---------- Records for this exercise ----------

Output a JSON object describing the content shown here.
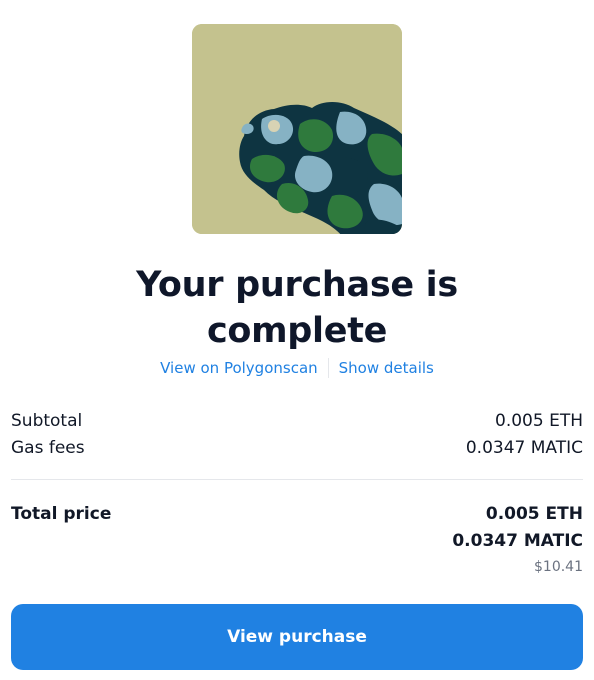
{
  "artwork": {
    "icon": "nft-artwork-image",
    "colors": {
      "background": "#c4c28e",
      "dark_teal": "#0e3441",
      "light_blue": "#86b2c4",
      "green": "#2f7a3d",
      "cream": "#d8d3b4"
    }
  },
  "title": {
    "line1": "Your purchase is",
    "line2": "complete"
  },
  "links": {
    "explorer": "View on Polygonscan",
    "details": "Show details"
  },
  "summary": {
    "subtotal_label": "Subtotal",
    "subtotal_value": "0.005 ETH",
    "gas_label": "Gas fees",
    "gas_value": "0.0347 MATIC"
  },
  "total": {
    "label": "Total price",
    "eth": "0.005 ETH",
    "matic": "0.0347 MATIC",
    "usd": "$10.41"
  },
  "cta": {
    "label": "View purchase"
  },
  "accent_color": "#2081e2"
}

----------
---------- Records for this exercise ----------

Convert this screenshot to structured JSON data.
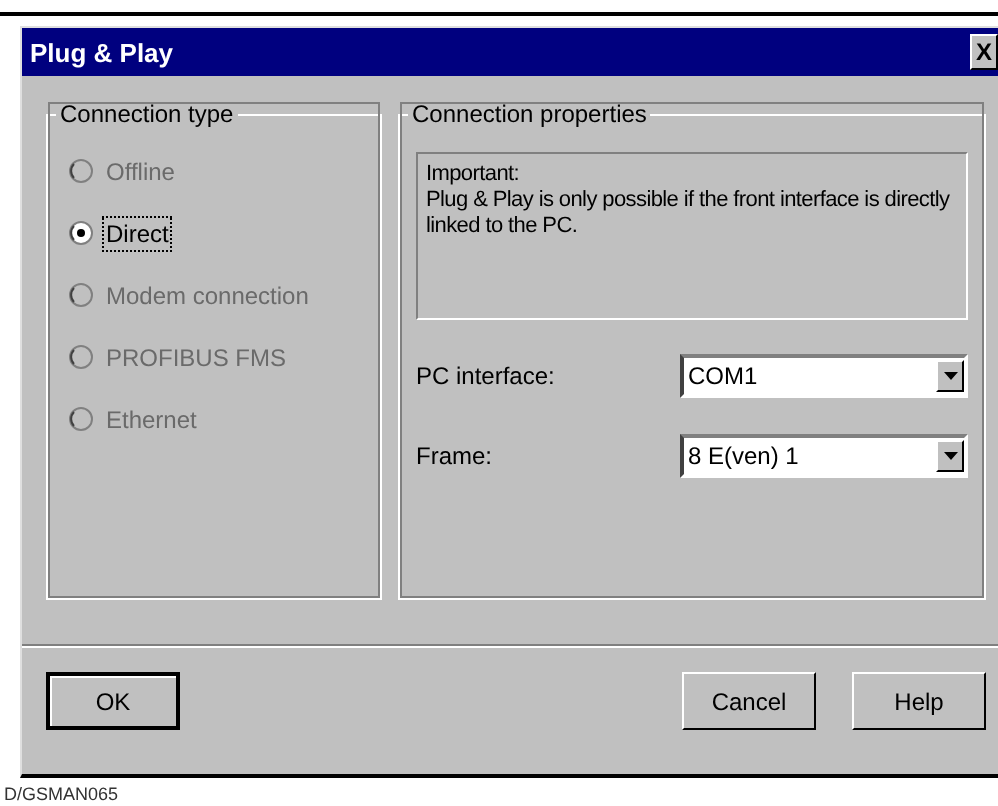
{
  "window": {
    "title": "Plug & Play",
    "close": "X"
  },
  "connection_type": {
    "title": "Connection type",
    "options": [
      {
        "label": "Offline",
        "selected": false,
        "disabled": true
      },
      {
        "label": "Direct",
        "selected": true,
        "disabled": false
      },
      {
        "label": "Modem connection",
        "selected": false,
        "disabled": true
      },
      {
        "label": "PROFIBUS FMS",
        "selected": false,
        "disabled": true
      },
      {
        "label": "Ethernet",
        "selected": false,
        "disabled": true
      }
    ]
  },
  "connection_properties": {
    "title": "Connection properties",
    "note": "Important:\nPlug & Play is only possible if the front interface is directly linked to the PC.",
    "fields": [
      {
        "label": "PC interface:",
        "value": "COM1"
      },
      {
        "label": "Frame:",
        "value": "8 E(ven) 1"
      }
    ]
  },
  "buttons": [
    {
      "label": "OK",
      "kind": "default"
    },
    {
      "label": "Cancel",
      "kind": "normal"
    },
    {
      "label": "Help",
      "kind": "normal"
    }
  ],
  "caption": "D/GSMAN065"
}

----------

**What the task requires**
Work out how many lines in the records above contain the word "JSON", and give only that number.

**Response for this exercise**
2